What is asked:
Set down exactly the lines from the one containing "Give me the" through the last line of the records below, both included, and nothing else.

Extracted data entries
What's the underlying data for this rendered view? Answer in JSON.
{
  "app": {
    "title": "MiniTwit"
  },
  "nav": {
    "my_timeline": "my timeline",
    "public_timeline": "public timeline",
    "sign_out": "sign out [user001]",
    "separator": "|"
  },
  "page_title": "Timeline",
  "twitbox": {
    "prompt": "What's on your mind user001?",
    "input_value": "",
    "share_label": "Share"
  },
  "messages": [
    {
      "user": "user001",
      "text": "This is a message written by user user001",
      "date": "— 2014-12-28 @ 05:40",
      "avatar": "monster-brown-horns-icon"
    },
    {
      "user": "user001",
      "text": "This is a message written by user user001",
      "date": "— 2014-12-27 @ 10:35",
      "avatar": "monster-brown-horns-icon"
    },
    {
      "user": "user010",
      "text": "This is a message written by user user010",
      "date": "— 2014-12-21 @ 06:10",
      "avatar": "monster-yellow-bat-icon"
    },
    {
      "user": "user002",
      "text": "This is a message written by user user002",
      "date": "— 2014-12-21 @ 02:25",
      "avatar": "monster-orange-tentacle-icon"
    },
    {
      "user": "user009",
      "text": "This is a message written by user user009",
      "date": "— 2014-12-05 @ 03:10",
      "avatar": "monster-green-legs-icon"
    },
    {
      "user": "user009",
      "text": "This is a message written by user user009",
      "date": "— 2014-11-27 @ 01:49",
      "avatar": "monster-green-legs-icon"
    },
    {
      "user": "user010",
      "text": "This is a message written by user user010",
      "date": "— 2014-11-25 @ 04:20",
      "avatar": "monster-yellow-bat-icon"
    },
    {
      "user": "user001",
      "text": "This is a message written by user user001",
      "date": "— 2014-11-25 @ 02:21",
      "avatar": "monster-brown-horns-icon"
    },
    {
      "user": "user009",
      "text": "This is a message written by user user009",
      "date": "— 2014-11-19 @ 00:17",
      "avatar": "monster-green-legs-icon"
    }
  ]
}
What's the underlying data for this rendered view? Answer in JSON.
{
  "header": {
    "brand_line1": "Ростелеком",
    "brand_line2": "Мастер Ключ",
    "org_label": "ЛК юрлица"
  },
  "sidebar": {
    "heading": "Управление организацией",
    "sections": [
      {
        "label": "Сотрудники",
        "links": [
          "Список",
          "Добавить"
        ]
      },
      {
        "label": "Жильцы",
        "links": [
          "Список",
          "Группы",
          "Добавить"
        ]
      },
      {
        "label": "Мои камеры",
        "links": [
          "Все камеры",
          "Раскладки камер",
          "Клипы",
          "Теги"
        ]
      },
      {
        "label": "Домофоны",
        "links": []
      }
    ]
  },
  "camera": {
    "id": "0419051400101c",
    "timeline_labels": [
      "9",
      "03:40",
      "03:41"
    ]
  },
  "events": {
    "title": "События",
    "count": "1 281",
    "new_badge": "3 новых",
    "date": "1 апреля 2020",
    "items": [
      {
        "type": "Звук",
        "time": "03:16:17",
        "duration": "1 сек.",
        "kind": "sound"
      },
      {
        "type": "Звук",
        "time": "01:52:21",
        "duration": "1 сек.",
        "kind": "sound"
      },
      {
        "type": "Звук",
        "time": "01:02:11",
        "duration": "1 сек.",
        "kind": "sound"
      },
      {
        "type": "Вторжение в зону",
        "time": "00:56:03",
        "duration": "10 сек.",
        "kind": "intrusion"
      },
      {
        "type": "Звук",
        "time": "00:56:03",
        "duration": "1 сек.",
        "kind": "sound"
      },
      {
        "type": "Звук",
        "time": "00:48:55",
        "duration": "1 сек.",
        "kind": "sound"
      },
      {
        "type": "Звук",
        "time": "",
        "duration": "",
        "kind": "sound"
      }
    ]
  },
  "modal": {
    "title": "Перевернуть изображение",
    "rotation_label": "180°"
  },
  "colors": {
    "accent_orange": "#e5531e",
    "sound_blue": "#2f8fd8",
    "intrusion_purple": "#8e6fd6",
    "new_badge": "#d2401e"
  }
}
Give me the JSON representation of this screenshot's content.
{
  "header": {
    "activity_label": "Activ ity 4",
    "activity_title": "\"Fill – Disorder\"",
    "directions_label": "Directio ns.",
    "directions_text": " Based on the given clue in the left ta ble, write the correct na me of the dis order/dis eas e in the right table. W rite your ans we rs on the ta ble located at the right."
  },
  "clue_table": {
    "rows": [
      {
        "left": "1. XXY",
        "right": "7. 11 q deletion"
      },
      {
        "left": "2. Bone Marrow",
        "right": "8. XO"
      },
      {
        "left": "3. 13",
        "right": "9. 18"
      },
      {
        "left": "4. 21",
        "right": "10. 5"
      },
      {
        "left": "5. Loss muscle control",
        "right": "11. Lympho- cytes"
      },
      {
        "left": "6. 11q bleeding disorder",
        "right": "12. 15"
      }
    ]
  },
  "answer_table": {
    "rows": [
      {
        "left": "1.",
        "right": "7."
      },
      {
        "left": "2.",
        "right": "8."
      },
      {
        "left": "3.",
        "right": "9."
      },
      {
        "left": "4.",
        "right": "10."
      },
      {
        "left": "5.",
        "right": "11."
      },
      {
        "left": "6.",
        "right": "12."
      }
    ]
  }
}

Final result:
Give me the JSON representation of this screenshot's content.
{
  "header": {
    "activity_label": "Activ ity 4",
    "activity_title": "\"Fill – Disorder\"",
    "directions_label": "Directio ns.",
    "directions_text": " Based on the given clue in the left ta ble, write the correct na me of the dis order/dis eas e in the right table. W rite your ans we rs on the ta ble located at the right."
  },
  "clue_table": {
    "rows": [
      {
        "left": "1. XXY",
        "right": "7. 11 q deletion"
      },
      {
        "left": "2. Bone Marrow",
        "right": "8. XO"
      },
      {
        "left": "3. 13",
        "right": "9. 18"
      },
      {
        "left": "4. 21",
        "right": "10. 5"
      },
      {
        "left": "5. Loss muscle control",
        "right": "11. Lympho- cytes"
      },
      {
        "left": "6. 11q bleeding disorder",
        "right": "12. 15"
      }
    ]
  },
  "answer_table": {
    "rows": [
      {
        "left": "1.",
        "right": "7."
      },
      {
        "left": "2.",
        "right": "8."
      },
      {
        "left": "3.",
        "right": "9."
      },
      {
        "left": "4.",
        "right": "10."
      },
      {
        "left": "5.",
        "right": "11."
      },
      {
        "left": "6.",
        "right": "12."
      }
    ]
  }
}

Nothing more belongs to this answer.